Thread: Option to ensure monotonic timestamps

Option to ensure monotonic timestamps

From
Brent Kerby
Date:
Hi, I'm new to Postgres hacking, and I'm interested in the possibility of a new feature to make it possible to ensure that Postgres-generated timestamps never decrease even if the system clock may step backwards. My use case is that I'm implementing a form of temporal tables based on transaction commit timestamps (as returned by pg_xact_commit_timestamp), and to ensure the integrity of the system I need to know that the ordering of the commit timestamps will always be consistent with the order in which the transactions actually committed. I don't need the timestamps to be unique; i.e., if transactions occur close together in time, then it's fine for them to have the same timestamp -- just if the timestamps are different then they must be in the right order. I would guess there may be other scenarios where users may want to ensure the timestamps are monotonic, and in general it would probably be desired for the monotonicity to apply across all timestamps generated by a given Postgres server, not only the commit timestamps.

+===+

Short exercise 1: In the thread on monotonic timestamps, which function returns the transaction commit timestamps that the poster's temporal tables are based on?
Short exercise 2: Copy the lines of the records verbatim, everything from the line containing "statement-text: 4. I" down to the line containing "statement-text: 2. The", including both of those lines.

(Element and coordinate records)
+===+

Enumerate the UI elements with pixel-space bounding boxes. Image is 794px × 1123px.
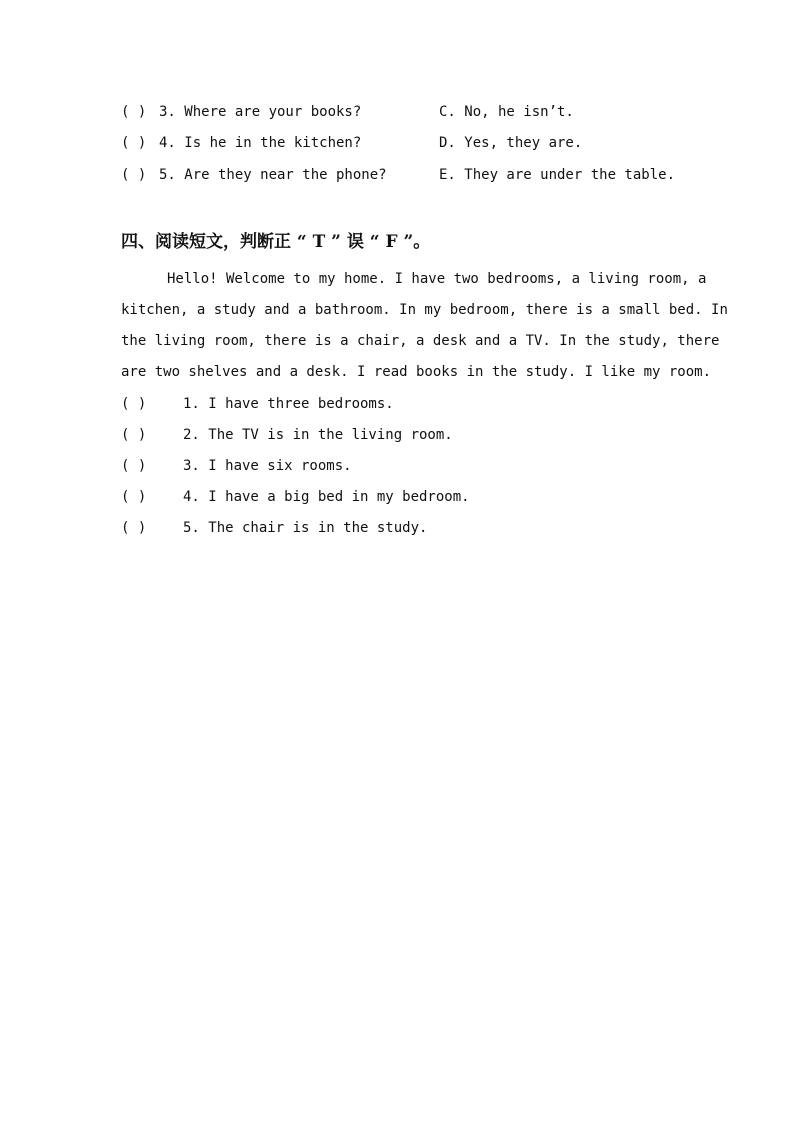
statement-text: 4. I have a big bed in my bedroom. — [183, 489, 470, 505]
matching-question: 4. Is he in the kitchen? — [159, 135, 362, 151]
statement-text: 3. I have six rooms. — [183, 458, 352, 474]
answer-blank[interactable]: ( ) — [121, 167, 147, 183]
statement-text: 2. The TV is in the living room. — [183, 427, 453, 443]
tf-statement-4 — [121, 486, 681, 508]
section-title-reading: 四、阅读短文，判断正 “ T ” 误 “ F ”。 — [121, 232, 431, 252]
statement-text: 1. I have three bedrooms. — [183, 396, 394, 412]
passage-line: Hello! Welcome to my home. I have two bedrooms, a living room, a — [167, 271, 707, 287]
matching-answer: E. They are under the table. — [439, 167, 676, 183]
matching-answer: D. Yes, they are. — [439, 135, 583, 151]
matching-row-3 — [121, 101, 681, 123]
passage-line: the living room, there is a chair, a desk and a TV. In the study, there — [121, 333, 720, 349]
matching-answer: C. No, he isn’t. — [439, 104, 574, 120]
passage-line: kitchen, a study and a bathroom. In my bedroom, there is a small bed. In — [121, 302, 728, 318]
matching-question: 3. Where are your books? — [159, 104, 362, 120]
answer-blank[interactable]: ( ) — [121, 135, 147, 151]
tf-statement-5 — [121, 517, 681, 539]
tf-statement-3 — [121, 455, 681, 477]
tf-statement-2 — [121, 424, 681, 446]
statement-text: 5. The chair is in the study. — [183, 520, 428, 536]
matching-row-5 — [121, 164, 681, 186]
reading-passage — [121, 264, 728, 388]
matching-question: 5. Are they near the phone? — [159, 167, 387, 183]
answer-blank[interactable]: ( ) — [121, 520, 147, 536]
answer-blank[interactable]: ( ) — [121, 104, 147, 120]
passage-line: are two shelves and a desk. I read books in the study. I like my room. — [121, 364, 712, 380]
answer-blank[interactable]: ( ) — [121, 458, 147, 474]
answer-blank[interactable]: ( ) — [121, 396, 147, 412]
tf-statement-1 — [121, 393, 681, 415]
matching-row-4 — [121, 132, 681, 154]
answer-blank[interactable]: ( ) — [121, 427, 147, 443]
answer-blank[interactable]: ( ) — [121, 489, 147, 505]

+===+

Written answer 1: pg_xact_commit_timestamp

Written answer 2:
statement-text: 4. I have a big bed in my bedroom. — [183, 489, 470, 505]
matching-question: 4. Is he in the kitchen? — [159, 135, 362, 151]
statement-text: 3. I have six rooms. — [183, 458, 352, 474]
answer-blank[interactable]: ( ) — [121, 167, 147, 183]
statement-text: 2. The TV is in the living room. — [183, 427, 453, 443]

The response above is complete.